Pick out every line that holds the string "JSON" and copy it.
***** DATASET EXTRACT
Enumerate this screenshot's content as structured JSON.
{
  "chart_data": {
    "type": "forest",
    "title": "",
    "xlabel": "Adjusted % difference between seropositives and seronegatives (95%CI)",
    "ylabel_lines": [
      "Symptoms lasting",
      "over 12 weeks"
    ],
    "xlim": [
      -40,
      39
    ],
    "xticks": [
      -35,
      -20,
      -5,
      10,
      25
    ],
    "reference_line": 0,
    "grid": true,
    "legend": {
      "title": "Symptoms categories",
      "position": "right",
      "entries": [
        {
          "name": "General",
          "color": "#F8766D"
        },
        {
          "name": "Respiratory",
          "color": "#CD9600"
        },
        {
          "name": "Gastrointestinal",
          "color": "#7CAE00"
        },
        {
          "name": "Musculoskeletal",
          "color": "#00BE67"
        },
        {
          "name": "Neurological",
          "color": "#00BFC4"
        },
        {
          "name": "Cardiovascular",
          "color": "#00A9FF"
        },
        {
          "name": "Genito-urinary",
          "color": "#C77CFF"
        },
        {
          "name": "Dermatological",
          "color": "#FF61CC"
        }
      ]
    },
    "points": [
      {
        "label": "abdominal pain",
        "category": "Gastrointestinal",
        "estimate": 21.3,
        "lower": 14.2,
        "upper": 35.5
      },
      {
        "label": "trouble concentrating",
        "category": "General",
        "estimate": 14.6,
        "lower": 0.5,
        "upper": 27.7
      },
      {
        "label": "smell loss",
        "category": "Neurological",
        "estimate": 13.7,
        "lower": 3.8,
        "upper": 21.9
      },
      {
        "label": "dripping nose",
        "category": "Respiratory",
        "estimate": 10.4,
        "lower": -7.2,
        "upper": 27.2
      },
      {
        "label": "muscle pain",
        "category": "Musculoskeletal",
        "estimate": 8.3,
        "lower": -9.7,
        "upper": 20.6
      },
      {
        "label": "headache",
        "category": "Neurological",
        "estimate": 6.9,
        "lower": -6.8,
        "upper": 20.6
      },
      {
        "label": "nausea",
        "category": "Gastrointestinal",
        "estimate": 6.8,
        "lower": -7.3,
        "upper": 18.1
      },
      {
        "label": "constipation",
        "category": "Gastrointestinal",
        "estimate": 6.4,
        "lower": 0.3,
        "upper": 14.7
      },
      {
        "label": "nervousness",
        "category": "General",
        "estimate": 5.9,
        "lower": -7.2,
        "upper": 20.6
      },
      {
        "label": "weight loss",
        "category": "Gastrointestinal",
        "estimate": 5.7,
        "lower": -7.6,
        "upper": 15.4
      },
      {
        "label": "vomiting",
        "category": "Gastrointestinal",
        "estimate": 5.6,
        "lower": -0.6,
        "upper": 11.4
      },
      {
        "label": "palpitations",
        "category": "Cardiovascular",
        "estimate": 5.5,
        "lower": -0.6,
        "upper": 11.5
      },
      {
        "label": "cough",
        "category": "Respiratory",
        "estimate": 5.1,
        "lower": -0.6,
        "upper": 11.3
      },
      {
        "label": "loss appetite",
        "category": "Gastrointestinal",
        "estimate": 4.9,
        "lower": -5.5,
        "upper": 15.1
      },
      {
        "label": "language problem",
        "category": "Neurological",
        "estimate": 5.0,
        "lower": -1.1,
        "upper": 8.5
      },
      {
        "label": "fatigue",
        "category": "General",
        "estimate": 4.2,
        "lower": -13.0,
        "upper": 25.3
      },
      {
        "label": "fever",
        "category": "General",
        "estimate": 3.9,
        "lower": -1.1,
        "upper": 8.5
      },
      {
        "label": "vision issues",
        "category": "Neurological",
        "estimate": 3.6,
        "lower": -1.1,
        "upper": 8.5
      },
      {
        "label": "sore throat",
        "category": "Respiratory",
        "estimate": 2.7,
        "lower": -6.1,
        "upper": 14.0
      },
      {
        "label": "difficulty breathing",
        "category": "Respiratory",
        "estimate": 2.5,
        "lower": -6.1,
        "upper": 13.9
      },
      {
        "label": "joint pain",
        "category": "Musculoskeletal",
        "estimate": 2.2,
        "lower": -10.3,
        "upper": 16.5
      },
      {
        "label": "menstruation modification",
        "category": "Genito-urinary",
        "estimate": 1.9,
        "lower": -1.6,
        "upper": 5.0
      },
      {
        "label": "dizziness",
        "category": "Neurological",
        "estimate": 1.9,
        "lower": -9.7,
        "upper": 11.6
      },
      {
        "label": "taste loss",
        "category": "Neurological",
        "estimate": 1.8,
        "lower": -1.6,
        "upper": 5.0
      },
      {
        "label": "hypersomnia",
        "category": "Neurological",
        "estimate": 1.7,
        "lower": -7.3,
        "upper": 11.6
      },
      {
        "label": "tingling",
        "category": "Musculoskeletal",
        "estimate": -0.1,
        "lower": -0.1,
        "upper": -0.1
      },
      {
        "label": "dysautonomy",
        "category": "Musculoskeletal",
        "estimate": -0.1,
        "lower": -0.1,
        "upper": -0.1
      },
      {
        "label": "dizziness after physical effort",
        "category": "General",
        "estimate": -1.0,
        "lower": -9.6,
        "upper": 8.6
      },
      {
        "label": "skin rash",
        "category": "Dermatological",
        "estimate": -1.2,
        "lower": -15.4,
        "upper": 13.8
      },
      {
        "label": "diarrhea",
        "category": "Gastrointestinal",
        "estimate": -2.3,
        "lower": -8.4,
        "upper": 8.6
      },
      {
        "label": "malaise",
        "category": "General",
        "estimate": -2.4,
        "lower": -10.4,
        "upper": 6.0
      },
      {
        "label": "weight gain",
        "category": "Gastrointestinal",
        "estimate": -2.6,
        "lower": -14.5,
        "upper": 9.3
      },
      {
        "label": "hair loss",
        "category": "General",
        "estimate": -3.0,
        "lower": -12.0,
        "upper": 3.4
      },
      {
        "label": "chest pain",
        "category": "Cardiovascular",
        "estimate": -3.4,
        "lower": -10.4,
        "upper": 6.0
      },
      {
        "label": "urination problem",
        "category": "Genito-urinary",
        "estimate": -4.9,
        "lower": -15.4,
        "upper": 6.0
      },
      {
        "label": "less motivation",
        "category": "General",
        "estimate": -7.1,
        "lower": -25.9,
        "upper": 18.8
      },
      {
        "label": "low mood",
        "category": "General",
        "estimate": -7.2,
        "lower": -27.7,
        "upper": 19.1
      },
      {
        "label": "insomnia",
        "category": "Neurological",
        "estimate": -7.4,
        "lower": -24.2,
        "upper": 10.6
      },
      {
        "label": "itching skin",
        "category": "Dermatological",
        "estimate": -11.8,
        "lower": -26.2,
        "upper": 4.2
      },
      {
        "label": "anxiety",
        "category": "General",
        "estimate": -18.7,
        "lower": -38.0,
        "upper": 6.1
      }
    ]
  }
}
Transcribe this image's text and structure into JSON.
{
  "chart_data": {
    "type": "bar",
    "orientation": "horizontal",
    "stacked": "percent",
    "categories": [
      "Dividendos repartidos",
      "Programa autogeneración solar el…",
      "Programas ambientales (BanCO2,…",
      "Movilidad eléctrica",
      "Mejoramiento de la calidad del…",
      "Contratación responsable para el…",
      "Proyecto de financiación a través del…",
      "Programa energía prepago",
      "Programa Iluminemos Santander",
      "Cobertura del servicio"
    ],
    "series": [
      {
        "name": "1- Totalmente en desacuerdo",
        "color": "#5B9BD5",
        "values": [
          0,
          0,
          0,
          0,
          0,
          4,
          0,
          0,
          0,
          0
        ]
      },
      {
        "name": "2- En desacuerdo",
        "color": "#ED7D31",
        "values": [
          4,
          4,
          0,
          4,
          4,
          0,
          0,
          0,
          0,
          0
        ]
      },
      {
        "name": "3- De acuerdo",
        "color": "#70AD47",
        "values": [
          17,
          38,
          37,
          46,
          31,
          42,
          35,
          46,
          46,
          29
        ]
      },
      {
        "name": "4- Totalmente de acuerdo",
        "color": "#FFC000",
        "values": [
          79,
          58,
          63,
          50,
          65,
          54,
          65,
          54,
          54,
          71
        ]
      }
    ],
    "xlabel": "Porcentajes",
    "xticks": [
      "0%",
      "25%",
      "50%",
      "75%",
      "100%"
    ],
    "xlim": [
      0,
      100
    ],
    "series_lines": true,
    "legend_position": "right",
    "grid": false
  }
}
**********
EXERCISE ANSWER>
Enumerate this screenshot's content as structured JSON.
Transcribe this image's text and structure into JSON.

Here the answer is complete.